Task goal: Restate the entire listing word for word.

%%

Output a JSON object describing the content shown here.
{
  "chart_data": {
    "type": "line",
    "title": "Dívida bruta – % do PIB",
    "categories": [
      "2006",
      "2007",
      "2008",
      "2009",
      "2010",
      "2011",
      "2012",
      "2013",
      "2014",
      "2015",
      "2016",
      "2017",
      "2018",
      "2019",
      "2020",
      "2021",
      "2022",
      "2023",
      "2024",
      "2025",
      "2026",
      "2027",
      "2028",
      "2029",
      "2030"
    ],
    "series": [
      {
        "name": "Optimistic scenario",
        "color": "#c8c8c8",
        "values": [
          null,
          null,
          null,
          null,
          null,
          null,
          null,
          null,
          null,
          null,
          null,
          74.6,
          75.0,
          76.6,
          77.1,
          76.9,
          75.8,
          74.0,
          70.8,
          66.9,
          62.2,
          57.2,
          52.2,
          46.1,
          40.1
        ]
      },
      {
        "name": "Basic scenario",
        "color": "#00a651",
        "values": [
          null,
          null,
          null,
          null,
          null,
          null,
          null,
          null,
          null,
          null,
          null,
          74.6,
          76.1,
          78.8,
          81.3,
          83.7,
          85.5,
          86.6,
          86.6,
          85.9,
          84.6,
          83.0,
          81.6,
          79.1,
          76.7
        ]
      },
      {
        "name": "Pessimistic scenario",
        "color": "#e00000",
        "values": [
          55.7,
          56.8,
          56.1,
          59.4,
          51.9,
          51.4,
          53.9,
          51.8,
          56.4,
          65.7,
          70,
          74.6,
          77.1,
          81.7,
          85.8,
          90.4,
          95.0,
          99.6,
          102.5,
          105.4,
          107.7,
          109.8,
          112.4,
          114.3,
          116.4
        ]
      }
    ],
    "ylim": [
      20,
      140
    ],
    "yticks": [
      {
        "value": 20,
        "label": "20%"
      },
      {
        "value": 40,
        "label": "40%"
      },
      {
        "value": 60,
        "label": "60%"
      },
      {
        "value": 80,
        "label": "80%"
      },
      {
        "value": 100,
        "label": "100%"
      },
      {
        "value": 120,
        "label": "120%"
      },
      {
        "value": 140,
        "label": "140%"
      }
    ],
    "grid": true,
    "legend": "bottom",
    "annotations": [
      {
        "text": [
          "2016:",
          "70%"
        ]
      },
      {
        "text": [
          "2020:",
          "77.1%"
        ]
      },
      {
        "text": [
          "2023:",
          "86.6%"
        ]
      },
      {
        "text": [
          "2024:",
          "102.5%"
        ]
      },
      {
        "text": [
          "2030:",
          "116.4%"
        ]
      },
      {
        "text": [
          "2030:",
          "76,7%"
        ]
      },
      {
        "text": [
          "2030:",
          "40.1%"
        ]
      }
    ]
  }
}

%%

Right answer:
Output a JSON object describing the content shown here.
{
  "chart_data": {
    "type": "line",
    "title": "Dívida bruta – % do PIB",
    "categories": [
      "2006",
      "2007",
      "2008",
      "2009",
      "2010",
      "2011",
      "2012",
      "2013",
      "2014",
      "2015",
      "2016",
      "2017",
      "2018",
      "2019",
      "2020",
      "2021",
      "2022",
      "2023",
      "2024",
      "2025",
      "2026",
      "2027",
      "2028",
      "2029",
      "2030"
    ],
    "series": [
      {
        "name": "Optimistic scenario",
        "color": "#c8c8c8",
        "values": [
          null,
          null,
          null,
          null,
          null,
          null,
          null,
          null,
          null,
          null,
          null,
          74.6,
          75.0,
          76.6,
          77.1,
          76.9,
          75.8,
          74.0,
          70.8,
          66.9,
          62.2,
          57.2,
          52.2,
          46.1,
          40.1
        ]
      },
      {
        "name": "Basic scenario",
        "color": "#00a651",
        "values": [
          null,
          null,
          null,
          null,
          null,
          null,
          null,
          null,
          null,
          null,
          null,
          74.6,
          76.1,
          78.8,
          81.3,
          83.7,
          85.5,
          86.6,
          86.6,
          85.9,
          84.6,
          83.0,
          81.6,
          79.1,
          76.7
        ]
      },
      {
        "name": "Pessimistic scenario",
        "color": "#e00000",
        "values": [
          55.7,
          56.8,
          56.1,
          59.4,
          51.9,
          51.4,
          53.9,
          51.8,
          56.4,
          65.7,
          70,
          74.6,
          77.1,
          81.7,
          85.8,
          90.4,
          95.0,
          99.6,
          102.5,
          105.4,
          107.7,
          109.8,
          112.4,
          114.3,
          116.4
        ]
      }
    ],
    "ylim": [
      20,
      140
    ],
    "yticks": [
      {
        "value": 20,
        "label": "20%"
      },
      {
        "value": 40,
        "label": "40%"
      },
      {
        "value": 60,
        "label": "60%"
      },
      {
        "value": 80,
        "label": "80%"
      },
      {
        "value": 100,
        "label": "100%"
      },
      {
        "value": 120,
        "label": "120%"
      },
      {
        "value": 140,
        "label": "140%"
      }
    ],
    "grid": true,
    "legend": "bottom",
    "annotations": [
      {
        "text": [
          "2016:",
          "70%"
        ]
      },
      {
        "text": [
          "2020:",
          "77.1%"
        ]
      },
      {
        "text": [
          "2023:",
          "86.6%"
        ]
      },
      {
        "text": [
          "2024:",
          "102.5%"
        ]
      },
      {
        "text": [
          "2030:",
          "116.4%"
        ]
      },
      {
        "text": [
          "2030:",
          "76,7%"
        ]
      },
      {
        "text": [
          "2030:",
          "40.1%"
        ]
      }
    ]
  }
}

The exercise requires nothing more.